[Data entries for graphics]
start
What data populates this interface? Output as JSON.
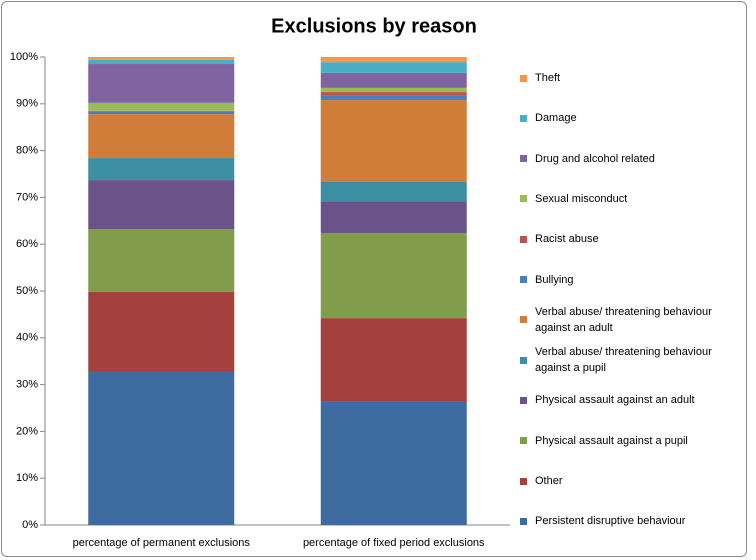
{
  "chart_data": {
    "type": "stacked_bar",
    "title": "Exclusions by reason",
    "categories": [
      "percentage of permanent exclusions",
      "percentage of fixed period exclusions"
    ],
    "series": [
      {
        "name": "Persistent disruptive behaviour",
        "color": "#3e6b9f",
        "values": [
          32.7,
          26.3
        ]
      },
      {
        "name": "Other",
        "color": "#a4403d",
        "values": [
          17.1,
          17.9
        ]
      },
      {
        "name": "Physical assault against a pupil",
        "color": "#819c4b",
        "values": [
          13.4,
          18.2
        ]
      },
      {
        "name": "Physical assault against an adult",
        "color": "#6b5289",
        "values": [
          10.5,
          6.8
        ]
      },
      {
        "name": "Verbal abuse/ threatening behaviour against a pupil",
        "color": "#3c8ea3",
        "values": [
          4.7,
          4.1
        ]
      },
      {
        "name": "Verbal abuse/ threatening behaviour against an adult",
        "color": "#cf7d39",
        "values": [
          9.4,
          17.5
        ]
      },
      {
        "name": "Bullying",
        "color": "#4a7ebd",
        "values": [
          0.5,
          0.9
        ]
      },
      {
        "name": "Racist abuse",
        "color": "#c0504d",
        "values": [
          0.2,
          0.8
        ]
      },
      {
        "name": "Sexual misconduct",
        "color": "#9bbb59",
        "values": [
          1.7,
          0.9
        ]
      },
      {
        "name": "Drug and alcohol related",
        "color": "#8064a2",
        "values": [
          8.3,
          3.2
        ]
      },
      {
        "name": "Damage",
        "color": "#4bacc6",
        "values": [
          0.9,
          2.3
        ]
      },
      {
        "name": "Theft",
        "color": "#f79646",
        "values": [
          0.6,
          1.1
        ]
      }
    ],
    "ylim": [
      0,
      100
    ],
    "yticks": [
      {
        "value": 0,
        "label": "0%"
      },
      {
        "value": 10,
        "label": "10%"
      },
      {
        "value": 20,
        "label": "20%"
      },
      {
        "value": 30,
        "label": "30%"
      },
      {
        "value": 40,
        "label": "40%"
      },
      {
        "value": 50,
        "label": "50%"
      },
      {
        "value": 60,
        "label": "60%"
      },
      {
        "value": 70,
        "label": "70%"
      },
      {
        "value": 80,
        "label": "80%"
      },
      {
        "value": 90,
        "label": "90%"
      },
      {
        "value": 100,
        "label": "100%"
      }
    ],
    "legend": "right"
  }
}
end
» Stated goal
Reproduce each line holding the word "against".

» Task answer
        "name": "Physical assault against a pupil",
        "name": "Physical assault against an adult",
        "name": "Verbal abuse/ threatening behaviour against a pupil",
        "name": "Verbal abuse/ threatening behaviour against an adult",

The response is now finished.